• _Task brief_
Find the word "with" in the data. Return every line where it appears.

• _Provided information_
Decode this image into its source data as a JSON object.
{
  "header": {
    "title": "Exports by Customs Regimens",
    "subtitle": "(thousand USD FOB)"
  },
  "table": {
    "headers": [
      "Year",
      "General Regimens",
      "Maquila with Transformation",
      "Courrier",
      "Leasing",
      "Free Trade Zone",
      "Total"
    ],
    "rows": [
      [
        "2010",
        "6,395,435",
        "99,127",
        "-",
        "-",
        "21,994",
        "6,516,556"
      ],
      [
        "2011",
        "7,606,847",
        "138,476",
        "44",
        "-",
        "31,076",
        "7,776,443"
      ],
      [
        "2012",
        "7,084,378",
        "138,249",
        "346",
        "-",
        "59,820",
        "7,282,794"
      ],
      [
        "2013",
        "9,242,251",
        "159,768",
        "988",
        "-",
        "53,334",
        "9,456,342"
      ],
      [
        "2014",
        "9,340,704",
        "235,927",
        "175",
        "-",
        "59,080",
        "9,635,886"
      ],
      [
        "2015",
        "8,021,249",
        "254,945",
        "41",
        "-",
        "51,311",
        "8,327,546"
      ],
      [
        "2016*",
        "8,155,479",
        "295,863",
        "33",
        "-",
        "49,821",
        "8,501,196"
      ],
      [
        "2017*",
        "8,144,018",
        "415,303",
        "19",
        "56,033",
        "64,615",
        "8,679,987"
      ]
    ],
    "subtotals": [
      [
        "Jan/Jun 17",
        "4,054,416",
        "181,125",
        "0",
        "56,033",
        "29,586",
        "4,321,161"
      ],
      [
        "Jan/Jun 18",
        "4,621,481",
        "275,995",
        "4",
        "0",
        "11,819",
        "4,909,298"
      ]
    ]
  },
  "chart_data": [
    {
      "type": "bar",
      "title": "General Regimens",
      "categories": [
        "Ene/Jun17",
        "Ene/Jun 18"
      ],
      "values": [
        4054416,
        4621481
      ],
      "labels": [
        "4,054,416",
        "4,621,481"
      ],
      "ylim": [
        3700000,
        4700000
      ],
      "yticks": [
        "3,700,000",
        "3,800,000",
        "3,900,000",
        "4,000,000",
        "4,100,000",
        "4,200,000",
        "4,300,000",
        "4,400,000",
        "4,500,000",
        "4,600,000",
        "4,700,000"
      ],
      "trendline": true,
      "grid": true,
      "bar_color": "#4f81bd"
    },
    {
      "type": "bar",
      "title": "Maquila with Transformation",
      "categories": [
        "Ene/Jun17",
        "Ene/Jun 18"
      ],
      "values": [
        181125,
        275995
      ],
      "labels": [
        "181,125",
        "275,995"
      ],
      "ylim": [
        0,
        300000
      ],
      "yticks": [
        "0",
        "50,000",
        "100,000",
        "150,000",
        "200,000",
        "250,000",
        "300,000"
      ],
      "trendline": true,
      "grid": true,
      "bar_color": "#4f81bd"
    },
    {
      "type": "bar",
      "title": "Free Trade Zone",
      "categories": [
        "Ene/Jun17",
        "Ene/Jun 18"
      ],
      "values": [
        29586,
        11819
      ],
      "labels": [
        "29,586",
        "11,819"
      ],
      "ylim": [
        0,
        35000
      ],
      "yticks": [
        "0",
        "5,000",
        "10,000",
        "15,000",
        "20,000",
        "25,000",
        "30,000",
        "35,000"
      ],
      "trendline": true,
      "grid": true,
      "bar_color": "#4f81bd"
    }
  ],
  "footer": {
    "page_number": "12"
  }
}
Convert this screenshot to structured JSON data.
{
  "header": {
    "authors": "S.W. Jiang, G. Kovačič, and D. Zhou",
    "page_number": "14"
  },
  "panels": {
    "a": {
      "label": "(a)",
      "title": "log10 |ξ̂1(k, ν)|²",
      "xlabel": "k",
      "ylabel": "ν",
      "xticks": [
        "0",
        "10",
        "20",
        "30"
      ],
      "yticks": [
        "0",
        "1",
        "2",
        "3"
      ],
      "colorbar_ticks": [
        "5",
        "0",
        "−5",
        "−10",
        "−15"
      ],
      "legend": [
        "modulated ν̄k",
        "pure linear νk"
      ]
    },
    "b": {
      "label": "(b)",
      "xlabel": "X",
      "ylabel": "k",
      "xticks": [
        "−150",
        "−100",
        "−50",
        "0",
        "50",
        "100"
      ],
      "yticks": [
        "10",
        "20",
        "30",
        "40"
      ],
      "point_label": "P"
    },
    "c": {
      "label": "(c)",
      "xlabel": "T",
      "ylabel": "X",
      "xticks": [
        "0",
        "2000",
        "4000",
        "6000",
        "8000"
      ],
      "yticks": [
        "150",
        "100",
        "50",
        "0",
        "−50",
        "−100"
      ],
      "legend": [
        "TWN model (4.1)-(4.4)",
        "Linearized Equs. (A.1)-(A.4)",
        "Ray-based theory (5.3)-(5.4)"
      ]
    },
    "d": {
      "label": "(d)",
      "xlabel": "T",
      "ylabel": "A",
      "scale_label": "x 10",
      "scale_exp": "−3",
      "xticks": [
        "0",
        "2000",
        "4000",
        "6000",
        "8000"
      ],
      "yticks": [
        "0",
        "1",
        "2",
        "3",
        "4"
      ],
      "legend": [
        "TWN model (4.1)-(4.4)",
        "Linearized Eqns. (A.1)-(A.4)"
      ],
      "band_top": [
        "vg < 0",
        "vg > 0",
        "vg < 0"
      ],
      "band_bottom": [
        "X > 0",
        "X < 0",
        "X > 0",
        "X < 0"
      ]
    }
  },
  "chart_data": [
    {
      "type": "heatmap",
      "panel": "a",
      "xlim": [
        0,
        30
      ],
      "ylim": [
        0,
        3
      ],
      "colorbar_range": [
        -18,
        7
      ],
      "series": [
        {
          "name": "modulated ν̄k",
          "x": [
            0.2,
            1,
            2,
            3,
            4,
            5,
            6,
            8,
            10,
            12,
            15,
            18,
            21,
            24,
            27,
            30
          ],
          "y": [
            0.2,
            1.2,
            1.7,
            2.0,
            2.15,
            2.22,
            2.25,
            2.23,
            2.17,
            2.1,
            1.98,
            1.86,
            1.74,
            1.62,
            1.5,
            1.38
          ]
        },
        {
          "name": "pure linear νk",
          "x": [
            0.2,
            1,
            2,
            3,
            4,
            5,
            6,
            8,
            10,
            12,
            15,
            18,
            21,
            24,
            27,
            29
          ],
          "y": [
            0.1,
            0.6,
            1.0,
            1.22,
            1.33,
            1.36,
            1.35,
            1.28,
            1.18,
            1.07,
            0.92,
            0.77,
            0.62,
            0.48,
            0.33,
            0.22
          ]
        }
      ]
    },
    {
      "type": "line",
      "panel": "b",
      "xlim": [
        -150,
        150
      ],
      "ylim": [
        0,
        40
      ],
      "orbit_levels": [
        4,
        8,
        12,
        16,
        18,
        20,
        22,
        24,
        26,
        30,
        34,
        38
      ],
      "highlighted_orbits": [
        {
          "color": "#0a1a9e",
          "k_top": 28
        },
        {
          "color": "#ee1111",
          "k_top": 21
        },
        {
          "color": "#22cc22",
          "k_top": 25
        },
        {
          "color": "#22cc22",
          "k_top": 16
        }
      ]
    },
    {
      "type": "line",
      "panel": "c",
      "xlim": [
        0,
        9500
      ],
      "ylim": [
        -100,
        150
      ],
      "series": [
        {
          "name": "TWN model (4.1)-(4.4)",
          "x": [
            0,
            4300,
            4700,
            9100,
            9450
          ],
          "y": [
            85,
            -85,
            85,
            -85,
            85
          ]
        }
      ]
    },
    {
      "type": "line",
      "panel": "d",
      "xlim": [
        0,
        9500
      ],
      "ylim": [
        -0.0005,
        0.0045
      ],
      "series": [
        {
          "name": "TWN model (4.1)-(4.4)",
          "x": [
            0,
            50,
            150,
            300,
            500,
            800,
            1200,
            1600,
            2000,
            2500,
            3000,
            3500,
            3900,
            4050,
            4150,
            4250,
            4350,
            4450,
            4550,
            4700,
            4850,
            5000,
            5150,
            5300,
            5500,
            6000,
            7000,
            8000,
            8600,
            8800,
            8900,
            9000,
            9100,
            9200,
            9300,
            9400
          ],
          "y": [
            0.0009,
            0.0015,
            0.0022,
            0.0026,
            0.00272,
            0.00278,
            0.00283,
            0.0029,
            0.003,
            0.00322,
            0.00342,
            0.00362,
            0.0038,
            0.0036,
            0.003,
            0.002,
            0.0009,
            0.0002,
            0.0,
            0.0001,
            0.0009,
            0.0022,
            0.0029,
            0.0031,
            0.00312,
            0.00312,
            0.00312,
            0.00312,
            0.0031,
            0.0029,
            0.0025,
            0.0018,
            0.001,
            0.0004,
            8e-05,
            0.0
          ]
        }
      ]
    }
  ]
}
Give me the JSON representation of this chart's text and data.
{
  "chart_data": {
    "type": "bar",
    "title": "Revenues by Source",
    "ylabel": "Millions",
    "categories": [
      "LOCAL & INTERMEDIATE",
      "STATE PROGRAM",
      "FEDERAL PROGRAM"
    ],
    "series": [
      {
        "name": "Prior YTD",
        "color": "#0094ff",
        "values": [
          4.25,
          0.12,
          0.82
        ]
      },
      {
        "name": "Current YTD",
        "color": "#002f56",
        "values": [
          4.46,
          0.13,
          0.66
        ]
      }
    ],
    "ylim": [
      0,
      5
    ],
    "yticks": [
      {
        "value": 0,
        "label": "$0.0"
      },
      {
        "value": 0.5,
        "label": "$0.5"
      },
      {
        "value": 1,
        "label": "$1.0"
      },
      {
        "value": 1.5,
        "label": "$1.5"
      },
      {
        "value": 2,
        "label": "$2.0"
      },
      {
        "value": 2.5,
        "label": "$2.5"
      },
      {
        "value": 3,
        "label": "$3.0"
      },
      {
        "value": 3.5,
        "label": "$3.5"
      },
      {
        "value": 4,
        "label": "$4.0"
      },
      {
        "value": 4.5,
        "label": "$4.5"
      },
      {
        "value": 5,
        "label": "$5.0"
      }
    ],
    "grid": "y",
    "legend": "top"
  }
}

• _The reply_
      "Maquila with Transformation",
      "title": "Maquila with Transformation",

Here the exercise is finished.